- [What is expected] Set down each entry from the block beneath, exactly as written.

Data entries:
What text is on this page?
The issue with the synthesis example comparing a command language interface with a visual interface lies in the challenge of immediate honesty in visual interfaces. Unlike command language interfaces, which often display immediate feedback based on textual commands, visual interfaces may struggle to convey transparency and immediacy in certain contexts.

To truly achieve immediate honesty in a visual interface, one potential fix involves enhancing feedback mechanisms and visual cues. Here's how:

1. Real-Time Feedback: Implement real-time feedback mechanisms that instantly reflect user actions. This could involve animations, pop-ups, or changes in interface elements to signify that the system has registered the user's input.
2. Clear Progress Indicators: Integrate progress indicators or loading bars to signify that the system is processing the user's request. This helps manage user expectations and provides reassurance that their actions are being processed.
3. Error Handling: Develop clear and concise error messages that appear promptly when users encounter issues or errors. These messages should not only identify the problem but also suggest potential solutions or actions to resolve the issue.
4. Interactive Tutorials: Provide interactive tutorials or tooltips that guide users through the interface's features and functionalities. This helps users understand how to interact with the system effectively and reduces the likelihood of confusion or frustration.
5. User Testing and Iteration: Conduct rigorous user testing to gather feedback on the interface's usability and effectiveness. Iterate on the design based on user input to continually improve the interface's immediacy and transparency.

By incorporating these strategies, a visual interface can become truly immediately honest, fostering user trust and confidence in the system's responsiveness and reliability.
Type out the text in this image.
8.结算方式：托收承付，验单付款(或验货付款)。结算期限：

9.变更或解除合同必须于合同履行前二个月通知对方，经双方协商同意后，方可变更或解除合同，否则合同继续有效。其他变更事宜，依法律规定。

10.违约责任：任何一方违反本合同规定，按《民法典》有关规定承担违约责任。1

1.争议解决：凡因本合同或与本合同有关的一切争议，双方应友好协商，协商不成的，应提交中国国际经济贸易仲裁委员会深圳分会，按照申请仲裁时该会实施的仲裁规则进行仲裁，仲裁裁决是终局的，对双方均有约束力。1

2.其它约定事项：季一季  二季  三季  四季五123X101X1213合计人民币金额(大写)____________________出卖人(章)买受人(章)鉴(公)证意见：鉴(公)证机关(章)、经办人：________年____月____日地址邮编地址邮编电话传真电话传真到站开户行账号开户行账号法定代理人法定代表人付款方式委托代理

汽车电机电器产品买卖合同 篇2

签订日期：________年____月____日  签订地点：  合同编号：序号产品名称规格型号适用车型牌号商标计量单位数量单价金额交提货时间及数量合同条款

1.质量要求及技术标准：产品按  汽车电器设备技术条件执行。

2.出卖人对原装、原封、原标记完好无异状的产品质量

- [Output]
What text is on this page?
The issue with the synthesis example comparing a command language interface with a visual interface lies in the challenge of immediate honesty in visual interfaces. Unlike command language interfaces, which often display immediate feedback based on textual commands, visual interfaces may struggle to convey transparency and immediacy in certain contexts.

To truly achieve immediate honesty in a visual interface, one potential fix involves enhancing feedback mechanisms and visual cues. Here's how:

1. Real-Time Feedback: Implement real-time feedback mechanisms that instantly reflect user actions. This could involve animations, pop-ups, or changes in interface elements to signify that the system has registered the user's input.
2. Clear Progress Indicators: Integrate progress indicators or loading bars to signify that the system is processing the user's request. This helps manage user expectations and provides reassurance that their actions are being processed.
3. Error Handling: Develop clear and concise error messages that appear promptly when users encounter issues or errors. These messages should not only identify the problem but also suggest potential solutions or actions to resolve the issue.
4. Interactive Tutorials: Provide interactive tutorials or tooltips that guide users through the interface's features and functionalities. This helps users understand how to interact with the system effectively and reduces the likelihood of confusion or frustration.
5. User Testing and Iteration: Conduct rigorous user testing to gather feedback on the interface's usability and effectiveness. Iterate on the design based on user input to continually improve the interface's immediacy and transparency.

By incorporating these strategies, a visual interface can become truly immediately honest, fostering user trust and confidence in the system's responsiveness and reliability.
Type out the text in this image.
8.结算方式：托收承付，验单付款(或验货付款)。结算期限：

9.变更或解除合同必须于合同履行前二个月通知对方，经双方协商同意后，方可变更或解除合同，否则合同继续有效。其他变更事宜，依法律规定。

10.违约责任：任何一方违反本合同规定，按《民法典》有关规定承担违约责任。1

1.争议解决：凡因本合同或与本合同有关的一切争议，双方应友好协商，协商不成的，应提交中国国际经济贸易仲裁委员会深圳分会，按照申请仲裁时该会实施的仲裁规则进行仲裁，仲裁裁决是终局的，对双方均有约束力。1

2.其它约定事项：季一季  二季  三季  四季五123X101X1213合计人民币金额(大写)____________________出卖人(章)买受人(章)鉴(公)证意见：鉴(公)证机关(章)、经办人：________年____月____日地址邮编地址邮编电话传真电话传真到站开户行账号开户行账号法定代理人法定代表人付款方式委托代理

汽车电机电器产品买卖合同 篇2

签订日期：________年____月____日  签订地点：  合同编号：序号产品名称规格型号适用车型牌号商标计量单位数量单价金额交提货时间及数量合同条款

1.质量要求及技术标准：产品按  汽车电器设备技术条件执行。

2.出卖人对原装、原封、原标记完好无异状的产品质量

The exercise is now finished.